▶ _Short problem_
In the listing, locate the line containing "What does this", then quote it and all following lines exactly. Omit pictures.

▶ _Stored data_
--- --- ---
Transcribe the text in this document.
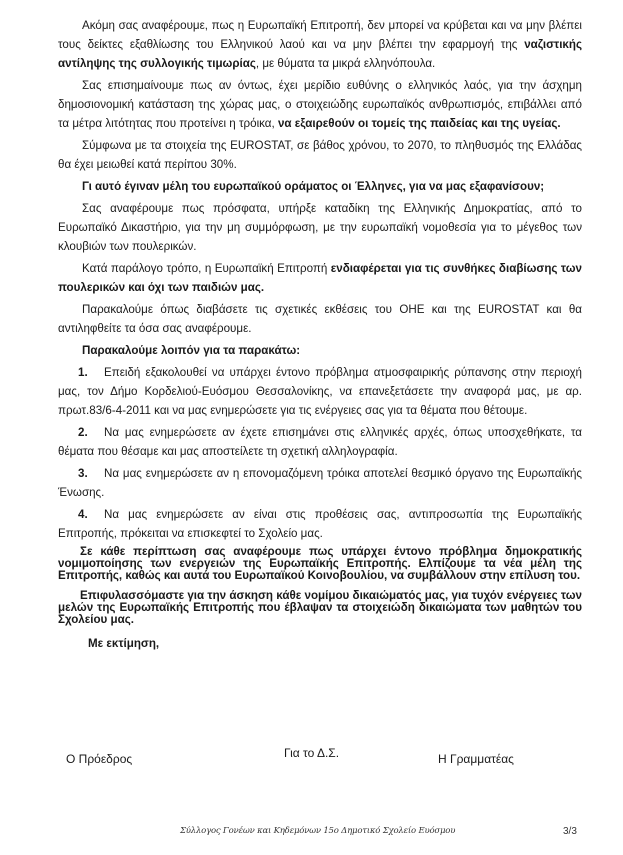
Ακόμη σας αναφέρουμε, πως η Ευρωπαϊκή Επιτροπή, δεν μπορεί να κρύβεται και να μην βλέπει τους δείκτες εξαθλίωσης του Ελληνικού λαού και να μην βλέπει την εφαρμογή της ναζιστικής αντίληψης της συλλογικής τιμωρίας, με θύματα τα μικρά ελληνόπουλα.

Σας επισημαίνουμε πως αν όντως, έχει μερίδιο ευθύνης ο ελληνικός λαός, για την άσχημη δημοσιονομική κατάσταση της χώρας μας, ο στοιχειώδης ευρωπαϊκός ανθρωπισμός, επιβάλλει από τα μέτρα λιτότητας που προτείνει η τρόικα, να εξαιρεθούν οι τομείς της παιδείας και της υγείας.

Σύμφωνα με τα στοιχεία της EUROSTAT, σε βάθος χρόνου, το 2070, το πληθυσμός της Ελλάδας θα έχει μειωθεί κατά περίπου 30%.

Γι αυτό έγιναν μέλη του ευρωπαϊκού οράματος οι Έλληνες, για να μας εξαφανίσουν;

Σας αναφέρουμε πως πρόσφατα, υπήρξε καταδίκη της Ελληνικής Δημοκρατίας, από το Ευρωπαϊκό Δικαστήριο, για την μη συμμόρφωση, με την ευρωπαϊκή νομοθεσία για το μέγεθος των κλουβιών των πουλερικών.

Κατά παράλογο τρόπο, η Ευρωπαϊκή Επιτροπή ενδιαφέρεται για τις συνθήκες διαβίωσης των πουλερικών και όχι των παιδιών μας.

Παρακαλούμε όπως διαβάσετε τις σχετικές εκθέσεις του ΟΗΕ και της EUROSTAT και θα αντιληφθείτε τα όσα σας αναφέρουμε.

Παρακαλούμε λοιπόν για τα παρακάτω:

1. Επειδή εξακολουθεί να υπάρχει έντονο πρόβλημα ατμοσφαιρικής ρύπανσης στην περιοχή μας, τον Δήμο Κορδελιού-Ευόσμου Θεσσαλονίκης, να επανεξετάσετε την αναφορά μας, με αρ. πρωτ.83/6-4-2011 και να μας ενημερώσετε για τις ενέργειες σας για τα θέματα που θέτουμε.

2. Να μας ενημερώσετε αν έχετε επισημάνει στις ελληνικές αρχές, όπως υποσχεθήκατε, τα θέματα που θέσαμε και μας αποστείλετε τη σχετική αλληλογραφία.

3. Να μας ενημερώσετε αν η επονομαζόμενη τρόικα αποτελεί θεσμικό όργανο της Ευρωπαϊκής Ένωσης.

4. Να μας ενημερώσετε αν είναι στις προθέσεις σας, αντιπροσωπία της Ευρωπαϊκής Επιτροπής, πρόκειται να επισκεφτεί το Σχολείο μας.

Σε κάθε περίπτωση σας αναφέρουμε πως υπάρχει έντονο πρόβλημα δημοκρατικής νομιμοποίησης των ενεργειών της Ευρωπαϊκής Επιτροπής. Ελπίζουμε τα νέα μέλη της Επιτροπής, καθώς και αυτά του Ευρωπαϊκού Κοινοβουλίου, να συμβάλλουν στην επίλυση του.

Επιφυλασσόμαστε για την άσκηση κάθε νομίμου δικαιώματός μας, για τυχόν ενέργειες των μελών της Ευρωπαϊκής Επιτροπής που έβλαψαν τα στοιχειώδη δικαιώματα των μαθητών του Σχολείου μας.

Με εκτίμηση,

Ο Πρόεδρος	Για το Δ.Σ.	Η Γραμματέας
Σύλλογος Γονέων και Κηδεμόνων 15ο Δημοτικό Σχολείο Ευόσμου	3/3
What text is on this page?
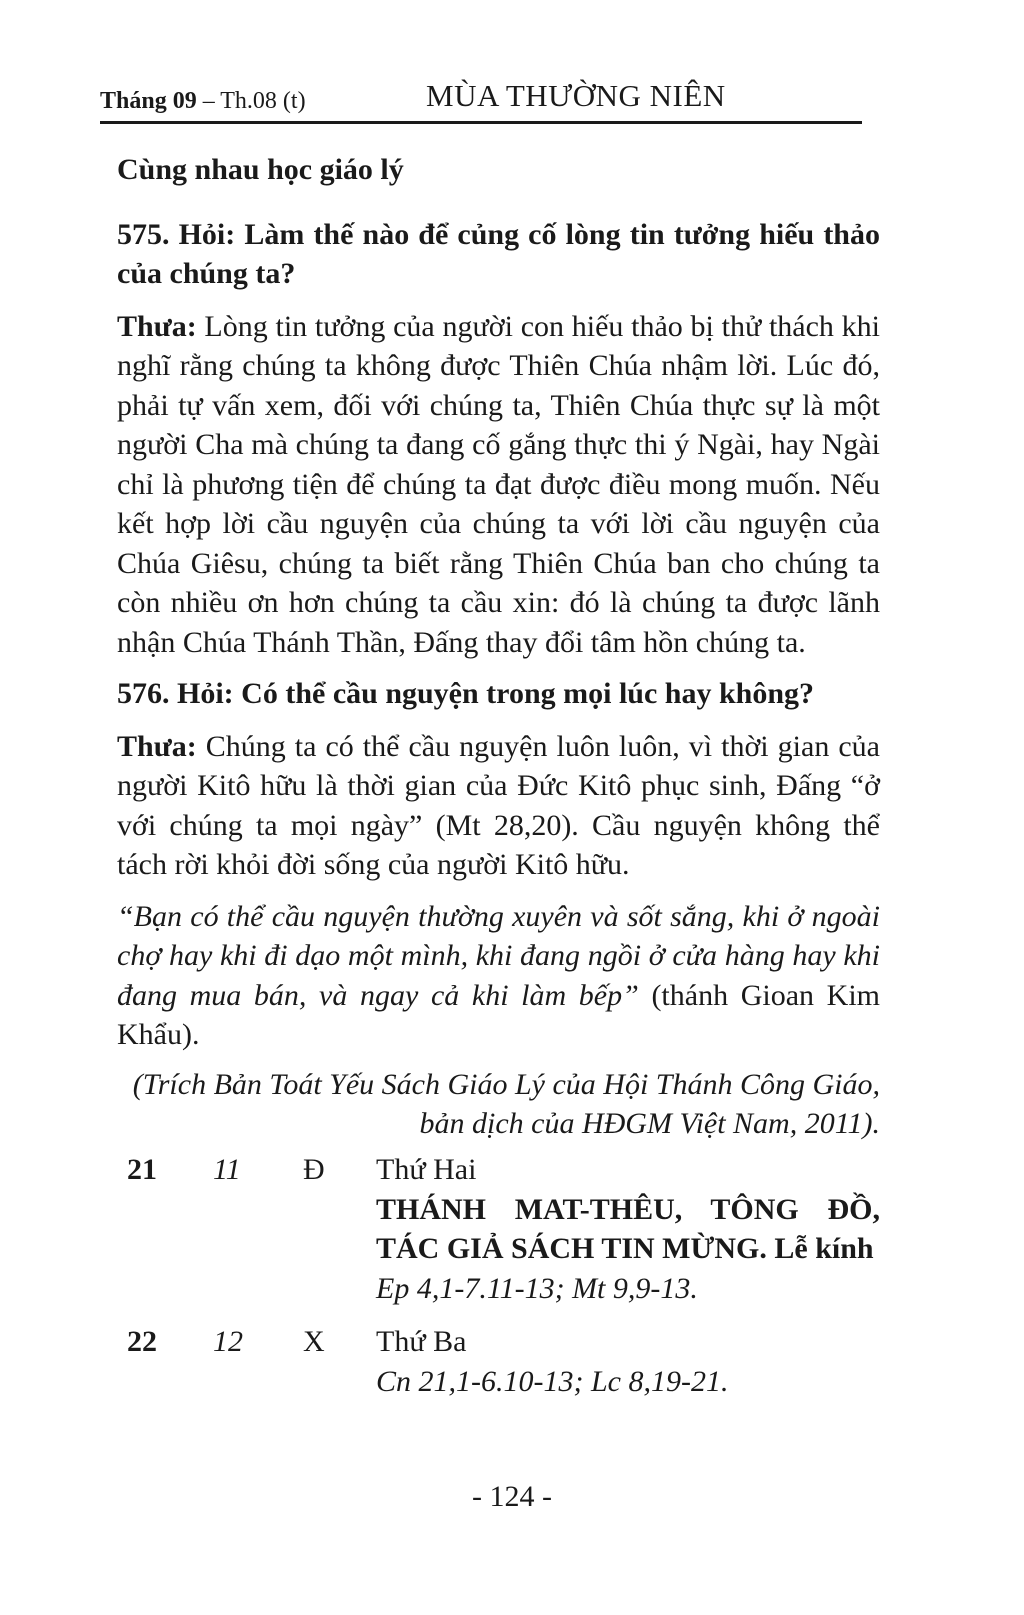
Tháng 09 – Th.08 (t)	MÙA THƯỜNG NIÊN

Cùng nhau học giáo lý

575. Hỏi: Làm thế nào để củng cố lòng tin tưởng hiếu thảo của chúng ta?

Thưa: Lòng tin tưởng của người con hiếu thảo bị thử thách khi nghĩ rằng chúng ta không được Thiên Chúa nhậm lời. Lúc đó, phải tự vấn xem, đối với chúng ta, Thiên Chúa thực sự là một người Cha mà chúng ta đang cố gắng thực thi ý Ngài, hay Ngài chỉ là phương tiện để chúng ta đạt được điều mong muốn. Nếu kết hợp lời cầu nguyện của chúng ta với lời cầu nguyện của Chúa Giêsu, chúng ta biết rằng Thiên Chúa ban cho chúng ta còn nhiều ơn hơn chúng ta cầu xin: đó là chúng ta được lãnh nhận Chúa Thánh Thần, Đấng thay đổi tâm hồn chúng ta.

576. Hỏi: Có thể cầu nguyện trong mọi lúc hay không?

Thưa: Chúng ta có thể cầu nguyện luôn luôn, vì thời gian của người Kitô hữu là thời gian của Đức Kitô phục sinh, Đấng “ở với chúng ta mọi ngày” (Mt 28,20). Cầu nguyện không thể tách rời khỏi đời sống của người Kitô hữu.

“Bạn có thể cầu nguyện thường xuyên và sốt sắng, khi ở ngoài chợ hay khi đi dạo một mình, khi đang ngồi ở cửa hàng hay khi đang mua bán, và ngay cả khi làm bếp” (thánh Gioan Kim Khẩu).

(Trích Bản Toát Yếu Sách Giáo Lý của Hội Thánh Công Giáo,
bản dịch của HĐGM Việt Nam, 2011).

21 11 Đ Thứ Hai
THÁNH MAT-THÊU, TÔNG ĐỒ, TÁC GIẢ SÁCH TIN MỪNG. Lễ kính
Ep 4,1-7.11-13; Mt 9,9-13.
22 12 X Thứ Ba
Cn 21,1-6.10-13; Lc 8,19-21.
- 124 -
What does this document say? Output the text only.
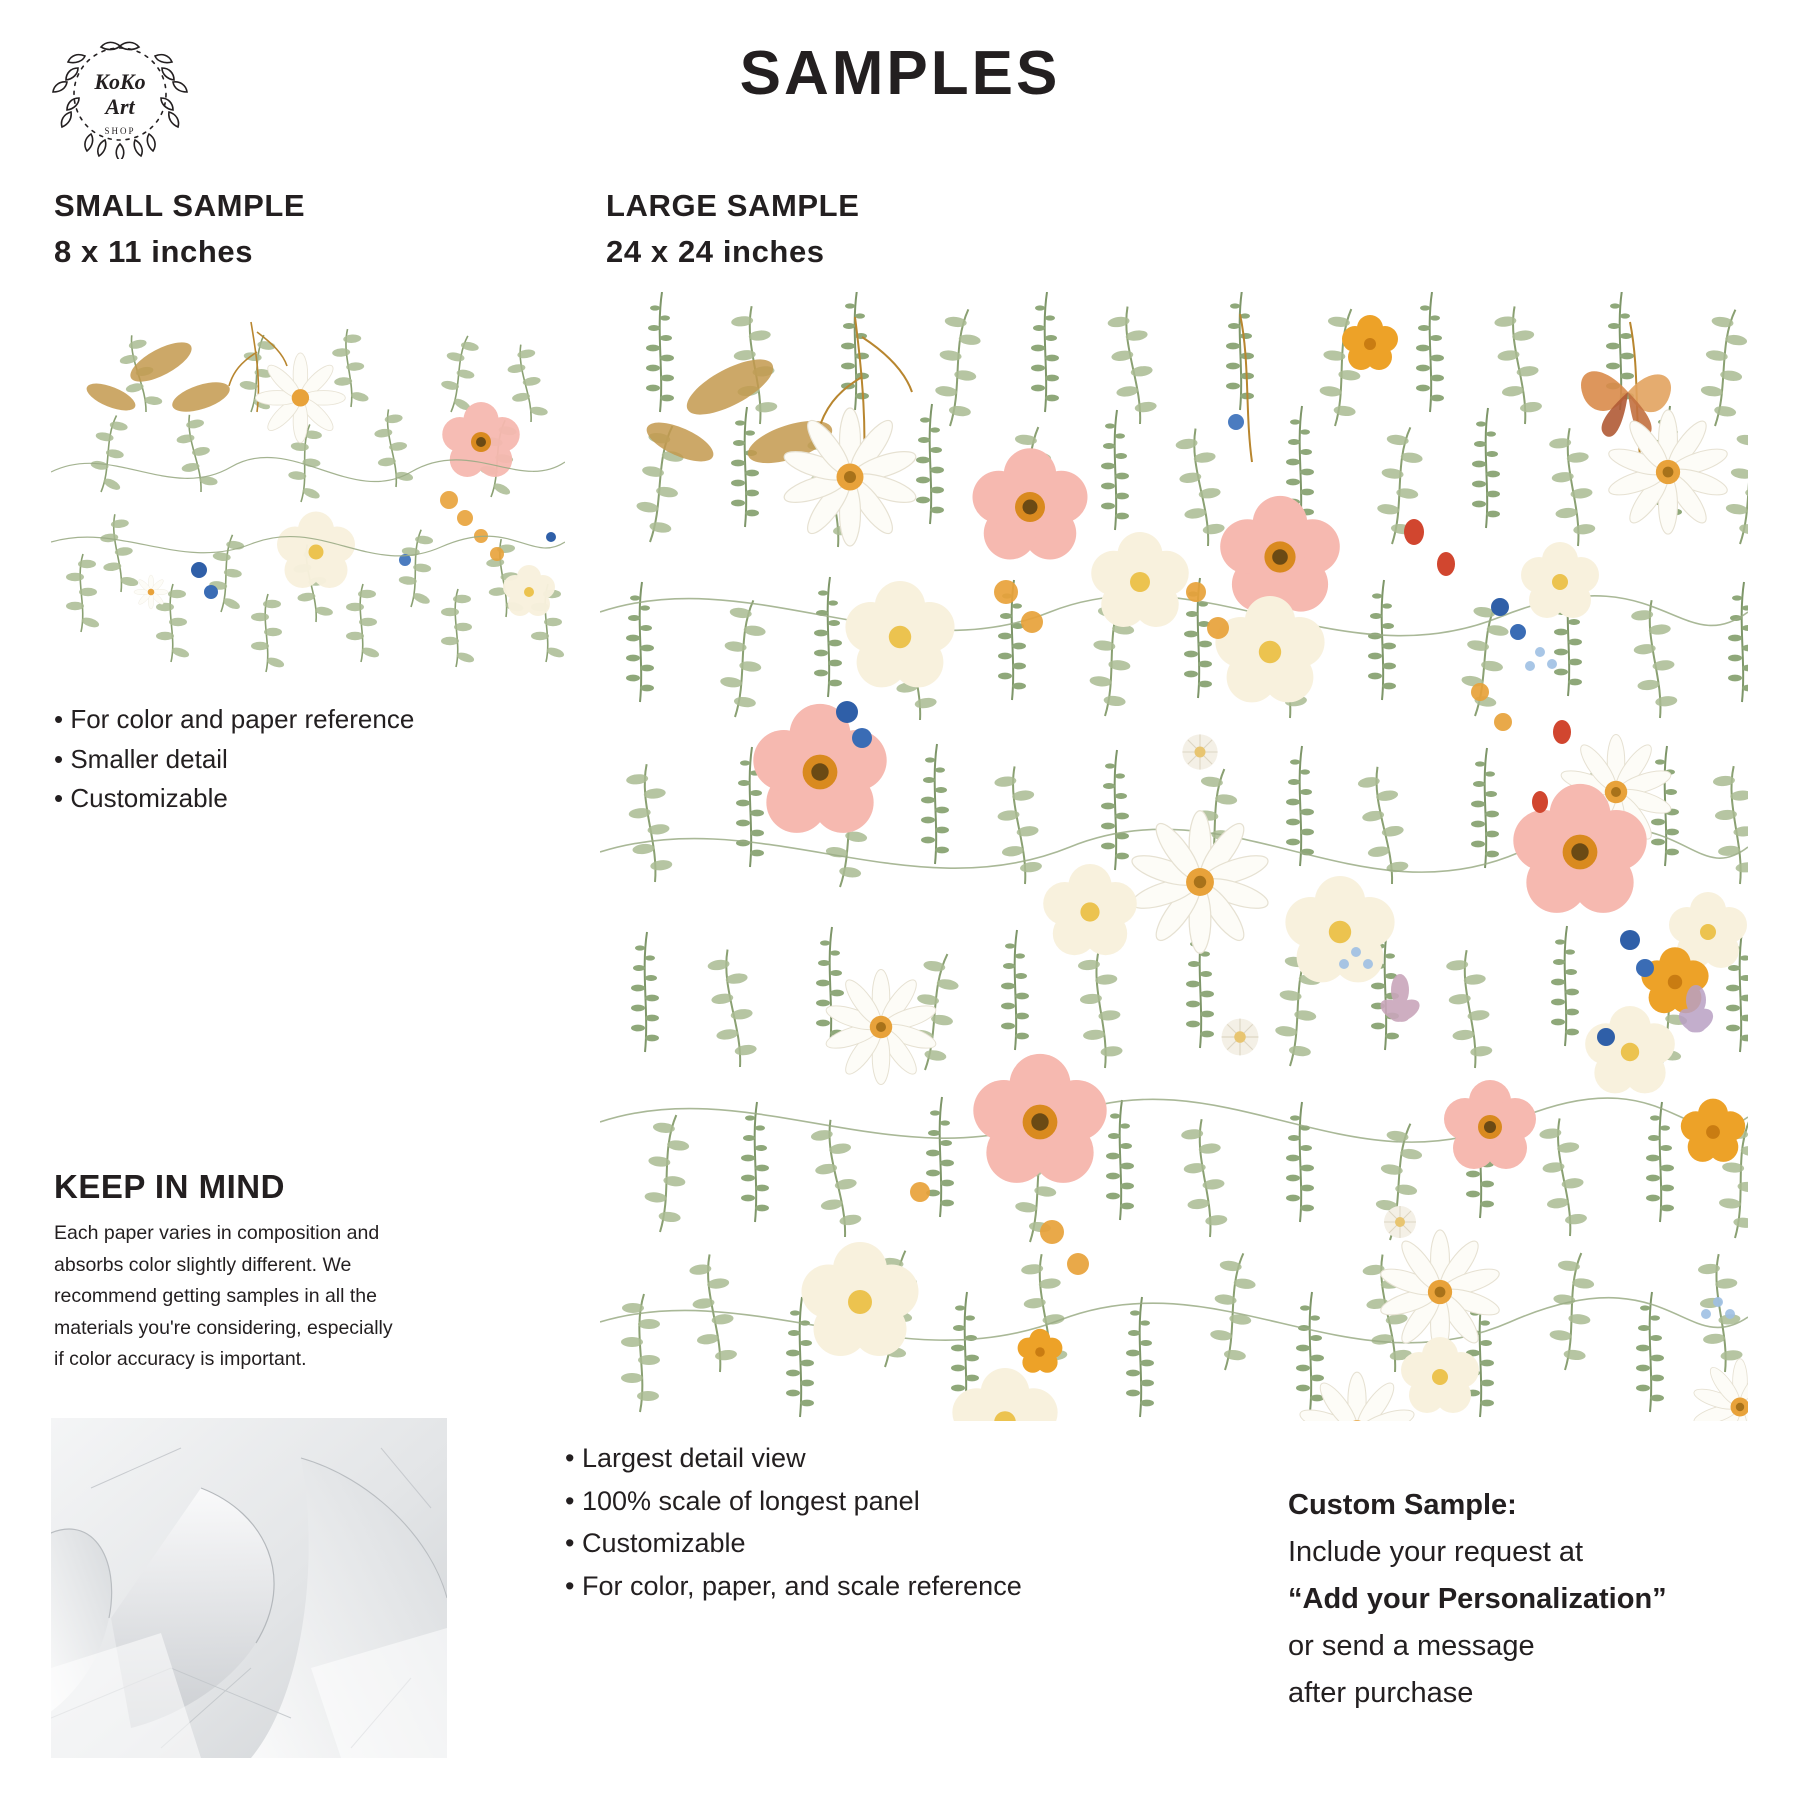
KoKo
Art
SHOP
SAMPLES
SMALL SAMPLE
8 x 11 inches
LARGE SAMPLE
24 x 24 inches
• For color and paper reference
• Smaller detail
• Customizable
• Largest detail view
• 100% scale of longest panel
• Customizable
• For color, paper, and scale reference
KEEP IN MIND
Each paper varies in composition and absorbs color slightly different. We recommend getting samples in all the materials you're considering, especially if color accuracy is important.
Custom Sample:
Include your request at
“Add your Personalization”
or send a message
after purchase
--- --- ---
▶ _Complete answer_
What does this document say? Output the text only.
KoKo
Art
SHOP
SAMPLES
SMALL SAMPLE
8 x 11 inches
LARGE SAMPLE
24 x 24 inches
• For color and paper reference
• Smaller detail
• Customizable
• Largest detail view
• 100% scale of longest panel
• Customizable
• For color, paper, and scale reference
KEEP IN MIND
Each paper varies in composition and absorbs color slightly different. We recommend getting samples in all the materials you're considering, especially if color accuracy is important.
Custom Sample:
Include your request at
“Add your Personalization”
or send a message
after purchase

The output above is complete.